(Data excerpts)
◇ ◇ ◇ ◇ ◇ ◇ ◇
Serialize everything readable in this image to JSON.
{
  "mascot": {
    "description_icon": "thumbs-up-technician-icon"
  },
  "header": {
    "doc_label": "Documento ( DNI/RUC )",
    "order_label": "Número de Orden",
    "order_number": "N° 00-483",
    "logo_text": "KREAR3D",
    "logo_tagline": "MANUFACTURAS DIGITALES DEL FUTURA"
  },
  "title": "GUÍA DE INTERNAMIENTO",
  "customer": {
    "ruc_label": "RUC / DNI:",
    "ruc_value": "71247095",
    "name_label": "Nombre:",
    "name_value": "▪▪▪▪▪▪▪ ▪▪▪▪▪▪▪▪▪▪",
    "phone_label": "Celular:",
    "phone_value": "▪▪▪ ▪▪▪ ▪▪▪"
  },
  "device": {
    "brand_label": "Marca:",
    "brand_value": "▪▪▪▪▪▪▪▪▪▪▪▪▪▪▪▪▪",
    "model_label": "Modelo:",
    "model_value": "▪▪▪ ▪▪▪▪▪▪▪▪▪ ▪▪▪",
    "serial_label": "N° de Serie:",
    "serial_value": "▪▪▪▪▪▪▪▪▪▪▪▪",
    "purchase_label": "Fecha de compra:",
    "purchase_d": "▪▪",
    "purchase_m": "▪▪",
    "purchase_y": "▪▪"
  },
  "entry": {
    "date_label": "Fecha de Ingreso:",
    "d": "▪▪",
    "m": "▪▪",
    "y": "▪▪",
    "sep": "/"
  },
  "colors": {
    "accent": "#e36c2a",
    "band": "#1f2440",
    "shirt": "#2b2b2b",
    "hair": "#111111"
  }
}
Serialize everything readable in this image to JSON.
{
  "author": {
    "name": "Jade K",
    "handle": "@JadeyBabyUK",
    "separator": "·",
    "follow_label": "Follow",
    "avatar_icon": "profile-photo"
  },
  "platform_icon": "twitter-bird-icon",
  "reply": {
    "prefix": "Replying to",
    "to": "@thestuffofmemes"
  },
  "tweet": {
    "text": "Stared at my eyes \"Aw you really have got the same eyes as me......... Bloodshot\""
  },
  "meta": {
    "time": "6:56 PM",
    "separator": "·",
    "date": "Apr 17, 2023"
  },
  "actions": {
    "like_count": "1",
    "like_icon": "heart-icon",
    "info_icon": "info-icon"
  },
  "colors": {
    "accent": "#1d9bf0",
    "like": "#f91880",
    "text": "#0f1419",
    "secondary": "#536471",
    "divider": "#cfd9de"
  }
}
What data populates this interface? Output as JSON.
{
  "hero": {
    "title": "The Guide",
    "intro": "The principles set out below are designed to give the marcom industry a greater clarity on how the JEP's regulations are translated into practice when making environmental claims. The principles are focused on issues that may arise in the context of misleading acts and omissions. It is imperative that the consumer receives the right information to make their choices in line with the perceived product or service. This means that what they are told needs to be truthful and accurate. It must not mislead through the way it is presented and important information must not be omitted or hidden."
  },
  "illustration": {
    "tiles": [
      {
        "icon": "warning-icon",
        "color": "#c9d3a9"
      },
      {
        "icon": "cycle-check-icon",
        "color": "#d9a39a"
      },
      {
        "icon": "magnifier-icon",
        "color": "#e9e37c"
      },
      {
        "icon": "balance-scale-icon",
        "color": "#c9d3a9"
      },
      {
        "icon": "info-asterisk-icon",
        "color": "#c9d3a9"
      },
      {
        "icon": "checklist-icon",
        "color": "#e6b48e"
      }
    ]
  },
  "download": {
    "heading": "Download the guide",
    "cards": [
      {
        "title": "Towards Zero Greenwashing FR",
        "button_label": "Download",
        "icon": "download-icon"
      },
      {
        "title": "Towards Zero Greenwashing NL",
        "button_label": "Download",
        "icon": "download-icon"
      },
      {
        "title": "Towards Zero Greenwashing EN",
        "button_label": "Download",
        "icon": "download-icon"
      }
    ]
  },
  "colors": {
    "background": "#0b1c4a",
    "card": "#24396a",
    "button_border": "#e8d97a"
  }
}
◇ ◇ ◇ ◇ ◇ ◇ ◇
> Written request
Please repeat the listing above in full and exactly.

> Solution to this problem
Serialize everything readable in this image to JSON.
{
  "mascot": {
    "description_icon": "thumbs-up-technician-icon"
  },
  "header": {
    "doc_label": "Documento ( DNI/RUC )",
    "order_label": "Número de Orden",
    "order_number": "N° 00-483",
    "logo_text": "KREAR3D",
    "logo_tagline": "MANUFACTURAS DIGITALES DEL FUTURA"
  },
  "title": "GUÍA DE INTERNAMIENTO",
  "customer": {
    "ruc_label": "RUC / DNI:",
    "ruc_value": "71247095",
    "name_label": "Nombre:",
    "name_value": "▪▪▪▪▪▪▪ ▪▪▪▪▪▪▪▪▪▪",
    "phone_label": "Celular:",
    "phone_value": "▪▪▪ ▪▪▪ ▪▪▪"
  },
  "device": {
    "brand_label": "Marca:",
    "brand_value": "▪▪▪▪▪▪▪▪▪▪▪▪▪▪▪▪▪",
    "model_label": "Modelo:",
    "model_value": "▪▪▪ ▪▪▪▪▪▪▪▪▪ ▪▪▪",
    "serial_label": "N° de Serie:",
    "serial_value": "▪▪▪▪▪▪▪▪▪▪▪▪",
    "purchase_label": "Fecha de compra:",
    "purchase_d": "▪▪",
    "purchase_m": "▪▪",
    "purchase_y": "▪▪"
  },
  "entry": {
    "date_label": "Fecha de Ingreso:",
    "d": "▪▪",
    "m": "▪▪",
    "y": "▪▪",
    "sep": "/"
  },
  "colors": {
    "accent": "#e36c2a",
    "band": "#1f2440",
    "shirt": "#2b2b2b",
    "hair": "#111111"
  }
}
Serialize everything readable in this image to JSON.
{
  "author": {
    "name": "Jade K",
    "handle": "@JadeyBabyUK",
    "separator": "·",
    "follow_label": "Follow",
    "avatar_icon": "profile-photo"
  },
  "platform_icon": "twitter-bird-icon",
  "reply": {
    "prefix": "Replying to",
    "to": "@thestuffofmemes"
  },
  "tweet": {
    "text": "Stared at my eyes \"Aw you really have got the same eyes as me......... Bloodshot\""
  },
  "meta": {
    "time": "6:56 PM",
    "separator": "·",
    "date": "Apr 17, 2023"
  },
  "actions": {
    "like_count": "1",
    "like_icon": "heart-icon",
    "info_icon": "info-icon"
  },
  "colors": {
    "accent": "#1d9bf0",
    "like": "#f91880",
    "text": "#0f1419",
    "secondary": "#536471",
    "divider": "#cfd9de"
  }
}
What data populates this interface? Output as JSON.
{
  "hero": {
    "title": "The Guide",
    "intro": "The principles set out below are designed to give the marcom industry a greater clarity on how the JEP's regulations are translated into practice when making environmental claims. The principles are focused on issues that may arise in the context of misleading acts and omissions. It is imperative that the consumer receives the right information to make their choices in line with the perceived product or service. This means that what they are told needs to be truthful and accurate. It must not mislead through the way it is presented and important information must not be omitted or hidden."
  },
  "illustration": {
    "tiles": [
      {
        "icon": "warning-icon",
        "color": "#c9d3a9"
      },
      {
        "icon": "cycle-check-icon",
        "color": "#d9a39a"
      },
      {
        "icon": "magnifier-icon",
        "color": "#e9e37c"
      },
      {
        "icon": "balance-scale-icon",
        "color": "#c9d3a9"
      },
      {
        "icon": "info-asterisk-icon",
        "color": "#c9d3a9"
      },
      {
        "icon": "checklist-icon",
        "color": "#e6b48e"
      }
    ]
  },
  "download": {
    "heading": "Download the guide",
    "cards": [
      {
        "title": "Towards Zero Greenwashing FR",
        "button_label": "Download",
        "icon": "download-icon"
      },
      {
        "title": "Towards Zero Greenwashing NL",
        "button_label": "Download",
        "icon": "download-icon"
      },
      {
        "title": "Towards Zero Greenwashing EN",
        "button_label": "Download",
        "icon": "download-icon"
      }
    ]
  },
  "colors": {
    "background": "#0b1c4a",
    "card": "#24396a",
    "button_border": "#e8d97a"
  }
}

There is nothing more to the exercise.